# Data listing
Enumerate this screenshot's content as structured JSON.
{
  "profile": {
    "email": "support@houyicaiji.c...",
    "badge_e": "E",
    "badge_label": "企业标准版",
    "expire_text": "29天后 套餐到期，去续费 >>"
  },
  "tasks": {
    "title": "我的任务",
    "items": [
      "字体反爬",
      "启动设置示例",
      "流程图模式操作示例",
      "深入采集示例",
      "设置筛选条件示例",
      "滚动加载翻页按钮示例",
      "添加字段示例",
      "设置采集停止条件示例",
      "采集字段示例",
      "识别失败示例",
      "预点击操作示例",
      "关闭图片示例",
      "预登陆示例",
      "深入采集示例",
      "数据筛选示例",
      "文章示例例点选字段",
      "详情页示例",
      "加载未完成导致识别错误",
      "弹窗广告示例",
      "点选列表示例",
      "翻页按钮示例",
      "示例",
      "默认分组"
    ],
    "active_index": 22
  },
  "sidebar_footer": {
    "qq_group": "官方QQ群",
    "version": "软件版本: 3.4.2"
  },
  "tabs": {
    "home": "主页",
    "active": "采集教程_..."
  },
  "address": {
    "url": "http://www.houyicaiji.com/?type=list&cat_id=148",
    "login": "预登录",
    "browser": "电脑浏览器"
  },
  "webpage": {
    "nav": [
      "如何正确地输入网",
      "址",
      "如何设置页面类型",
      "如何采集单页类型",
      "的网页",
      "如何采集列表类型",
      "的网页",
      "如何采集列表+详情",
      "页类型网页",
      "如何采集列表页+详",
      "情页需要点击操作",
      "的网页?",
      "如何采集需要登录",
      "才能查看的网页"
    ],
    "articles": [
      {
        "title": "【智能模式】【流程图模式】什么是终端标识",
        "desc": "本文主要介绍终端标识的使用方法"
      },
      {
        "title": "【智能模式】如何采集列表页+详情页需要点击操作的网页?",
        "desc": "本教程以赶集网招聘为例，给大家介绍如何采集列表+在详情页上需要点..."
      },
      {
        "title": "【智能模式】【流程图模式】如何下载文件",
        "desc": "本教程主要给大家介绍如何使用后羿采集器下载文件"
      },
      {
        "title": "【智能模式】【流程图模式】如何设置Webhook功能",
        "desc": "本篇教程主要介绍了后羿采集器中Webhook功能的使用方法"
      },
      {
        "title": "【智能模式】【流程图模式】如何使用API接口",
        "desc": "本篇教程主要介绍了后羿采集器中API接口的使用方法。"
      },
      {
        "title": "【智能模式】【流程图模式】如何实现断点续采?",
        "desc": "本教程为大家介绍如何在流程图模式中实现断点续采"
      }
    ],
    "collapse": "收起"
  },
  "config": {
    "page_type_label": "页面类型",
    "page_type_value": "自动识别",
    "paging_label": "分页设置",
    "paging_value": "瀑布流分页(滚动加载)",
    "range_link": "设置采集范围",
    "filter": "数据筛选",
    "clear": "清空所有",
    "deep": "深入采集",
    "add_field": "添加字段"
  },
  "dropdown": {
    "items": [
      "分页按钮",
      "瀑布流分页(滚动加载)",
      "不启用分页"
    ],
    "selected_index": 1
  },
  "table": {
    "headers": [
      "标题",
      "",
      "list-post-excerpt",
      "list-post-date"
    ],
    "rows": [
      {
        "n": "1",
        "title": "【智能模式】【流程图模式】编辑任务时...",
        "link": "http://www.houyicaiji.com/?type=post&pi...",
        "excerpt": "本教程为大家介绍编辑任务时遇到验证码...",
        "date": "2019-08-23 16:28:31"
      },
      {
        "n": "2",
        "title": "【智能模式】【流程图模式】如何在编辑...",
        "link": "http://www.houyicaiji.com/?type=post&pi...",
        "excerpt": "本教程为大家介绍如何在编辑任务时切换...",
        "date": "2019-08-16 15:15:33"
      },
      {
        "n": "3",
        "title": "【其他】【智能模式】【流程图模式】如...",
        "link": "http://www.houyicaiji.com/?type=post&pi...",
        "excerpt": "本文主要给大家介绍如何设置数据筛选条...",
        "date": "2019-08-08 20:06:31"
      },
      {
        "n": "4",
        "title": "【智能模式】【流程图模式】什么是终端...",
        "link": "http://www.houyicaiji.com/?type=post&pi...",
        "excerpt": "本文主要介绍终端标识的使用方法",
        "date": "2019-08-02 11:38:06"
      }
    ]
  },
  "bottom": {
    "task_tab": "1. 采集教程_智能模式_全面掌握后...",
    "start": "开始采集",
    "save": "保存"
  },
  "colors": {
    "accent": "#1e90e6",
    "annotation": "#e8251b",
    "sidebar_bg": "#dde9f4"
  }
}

# Direction
Your task is to reproduce all of the records exactly.

# Answer
Enumerate this screenshot's content as structured JSON.
{
  "profile": {
    "email": "support@houyicaiji.c...",
    "badge_e": "E",
    "badge_label": "企业标准版",
    "expire_text": "29天后 套餐到期，去续费 >>"
  },
  "tasks": {
    "title": "我的任务",
    "items": [
      "字体反爬",
      "启动设置示例",
      "流程图模式操作示例",
      "深入采集示例",
      "设置筛选条件示例",
      "滚动加载翻页按钮示例",
      "添加字段示例",
      "设置采集停止条件示例",
      "采集字段示例",
      "识别失败示例",
      "预点击操作示例",
      "关闭图片示例",
      "预登陆示例",
      "深入采集示例",
      "数据筛选示例",
      "文章示例例点选字段",
      "详情页示例",
      "加载未完成导致识别错误",
      "弹窗广告示例",
      "点选列表示例",
      "翻页按钮示例",
      "示例",
      "默认分组"
    ],
    "active_index": 22
  },
  "sidebar_footer": {
    "qq_group": "官方QQ群",
    "version": "软件版本: 3.4.2"
  },
  "tabs": {
    "home": "主页",
    "active": "采集教程_..."
  },
  "address": {
    "url": "http://www.houyicaiji.com/?type=list&cat_id=148",
    "login": "预登录",
    "browser": "电脑浏览器"
  },
  "webpage": {
    "nav": [
      "如何正确地输入网",
      "址",
      "如何设置页面类型",
      "如何采集单页类型",
      "的网页",
      "如何采集列表类型",
      "的网页",
      "如何采集列表+详情",
      "页类型网页",
      "如何采集列表页+详",
      "情页需要点击操作",
      "的网页?",
      "如何采集需要登录",
      "才能查看的网页"
    ],
    "articles": [
      {
        "title": "【智能模式】【流程图模式】什么是终端标识",
        "desc": "本文主要介绍终端标识的使用方法"
      },
      {
        "title": "【智能模式】如何采集列表页+详情页需要点击操作的网页?",
        "desc": "本教程以赶集网招聘为例，给大家介绍如何采集列表+在详情页上需要点..."
      },
      {
        "title": "【智能模式】【流程图模式】如何下载文件",
        "desc": "本教程主要给大家介绍如何使用后羿采集器下载文件"
      },
      {
        "title": "【智能模式】【流程图模式】如何设置Webhook功能",
        "desc": "本篇教程主要介绍了后羿采集器中Webhook功能的使用方法"
      },
      {
        "title": "【智能模式】【流程图模式】如何使用API接口",
        "desc": "本篇教程主要介绍了后羿采集器中API接口的使用方法。"
      },
      {
        "title": "【智能模式】【流程图模式】如何实现断点续采?",
        "desc": "本教程为大家介绍如何在流程图模式中实现断点续采"
      }
    ],
    "collapse": "收起"
  },
  "config": {
    "page_type_label": "页面类型",
    "page_type_value": "自动识别",
    "paging_label": "分页设置",
    "paging_value": "瀑布流分页(滚动加载)",
    "range_link": "设置采集范围",
    "filter": "数据筛选",
    "clear": "清空所有",
    "deep": "深入采集",
    "add_field": "添加字段"
  },
  "dropdown": {
    "items": [
      "分页按钮",
      "瀑布流分页(滚动加载)",
      "不启用分页"
    ],
    "selected_index": 1
  },
  "table": {
    "headers": [
      "标题",
      "",
      "list-post-excerpt",
      "list-post-date"
    ],
    "rows": [
      {
        "n": "1",
        "title": "【智能模式】【流程图模式】编辑任务时...",
        "link": "http://www.houyicaiji.com/?type=post&pi...",
        "excerpt": "本教程为大家介绍编辑任务时遇到验证码...",
        "date": "2019-08-23 16:28:31"
      },
      {
        "n": "2",
        "title": "【智能模式】【流程图模式】如何在编辑...",
        "link": "http://www.houyicaiji.com/?type=post&pi...",
        "excerpt": "本教程为大家介绍如何在编辑任务时切换...",
        "date": "2019-08-16 15:15:33"
      },
      {
        "n": "3",
        "title": "【其他】【智能模式】【流程图模式】如...",
        "link": "http://www.houyicaiji.com/?type=post&pi...",
        "excerpt": "本文主要给大家介绍如何设置数据筛选条...",
        "date": "2019-08-08 20:06:31"
      },
      {
        "n": "4",
        "title": "【智能模式】【流程图模式】什么是终端...",
        "link": "http://www.houyicaiji.com/?type=post&pi...",
        "excerpt": "本文主要介绍终端标识的使用方法",
        "date": "2019-08-02 11:38:06"
      }
    ]
  },
  "bottom": {
    "task_tab": "1. 采集教程_智能模式_全面掌握后...",
    "start": "开始采集",
    "save": "保存"
  },
  "colors": {
    "accent": "#1e90e6",
    "annotation": "#e8251b",
    "sidebar_bg": "#dde9f4"
  }
}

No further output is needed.